>> Begin

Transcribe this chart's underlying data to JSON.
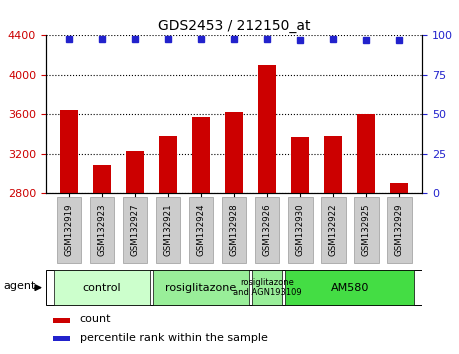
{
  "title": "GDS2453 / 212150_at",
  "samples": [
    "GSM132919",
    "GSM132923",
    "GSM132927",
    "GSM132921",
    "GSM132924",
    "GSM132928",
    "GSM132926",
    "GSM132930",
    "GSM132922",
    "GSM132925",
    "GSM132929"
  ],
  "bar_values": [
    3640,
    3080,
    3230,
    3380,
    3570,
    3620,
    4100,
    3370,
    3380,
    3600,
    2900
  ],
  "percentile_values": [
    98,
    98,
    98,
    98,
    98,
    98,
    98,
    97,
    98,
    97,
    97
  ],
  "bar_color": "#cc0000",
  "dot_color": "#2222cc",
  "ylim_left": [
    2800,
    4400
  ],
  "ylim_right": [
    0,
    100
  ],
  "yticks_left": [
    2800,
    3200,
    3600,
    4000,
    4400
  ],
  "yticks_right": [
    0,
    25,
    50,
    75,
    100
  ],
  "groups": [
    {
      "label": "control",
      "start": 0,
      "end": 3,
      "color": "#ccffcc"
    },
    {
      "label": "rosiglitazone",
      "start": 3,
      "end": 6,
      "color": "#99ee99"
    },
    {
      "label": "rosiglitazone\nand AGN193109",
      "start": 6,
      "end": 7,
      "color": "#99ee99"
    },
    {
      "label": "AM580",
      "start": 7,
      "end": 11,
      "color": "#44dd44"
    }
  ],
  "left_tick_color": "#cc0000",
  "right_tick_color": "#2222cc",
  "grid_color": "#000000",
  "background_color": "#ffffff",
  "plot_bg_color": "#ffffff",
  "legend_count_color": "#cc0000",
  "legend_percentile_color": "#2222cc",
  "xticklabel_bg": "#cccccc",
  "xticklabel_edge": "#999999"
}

>> End

> _Task requirements_
From the material above, reproduce everything verbatim except the pictures.

> _Exercise solution_
Transcribe this chart's underlying data to JSON.
{
  "title": "GDS2453 / 212150_at",
  "samples": [
    "GSM132919",
    "GSM132923",
    "GSM132927",
    "GSM132921",
    "GSM132924",
    "GSM132928",
    "GSM132926",
    "GSM132930",
    "GSM132922",
    "GSM132925",
    "GSM132929"
  ],
  "bar_values": [
    3640,
    3080,
    3230,
    3380,
    3570,
    3620,
    4100,
    3370,
    3380,
    3600,
    2900
  ],
  "percentile_values": [
    98,
    98,
    98,
    98,
    98,
    98,
    98,
    97,
    98,
    97,
    97
  ],
  "bar_color": "#cc0000",
  "dot_color": "#2222cc",
  "ylim_left": [
    2800,
    4400
  ],
  "ylim_right": [
    0,
    100
  ],
  "yticks_left": [
    2800,
    3200,
    3600,
    4000,
    4400
  ],
  "yticks_right": [
    0,
    25,
    50,
    75,
    100
  ],
  "groups": [
    {
      "label": "control",
      "start": 0,
      "end": 3,
      "color": "#ccffcc"
    },
    {
      "label": "rosiglitazone",
      "start": 3,
      "end": 6,
      "color": "#99ee99"
    },
    {
      "label": "rosiglitazone\nand AGN193109",
      "start": 6,
      "end": 7,
      "color": "#99ee99"
    },
    {
      "label": "AM580",
      "start": 7,
      "end": 11,
      "color": "#44dd44"
    }
  ],
  "left_tick_color": "#cc0000",
  "right_tick_color": "#2222cc",
  "grid_color": "#000000",
  "background_color": "#ffffff",
  "plot_bg_color": "#ffffff",
  "legend_count_color": "#cc0000",
  "legend_percentile_color": "#2222cc",
  "xticklabel_bg": "#cccccc",
  "xticklabel_edge": "#999999"
}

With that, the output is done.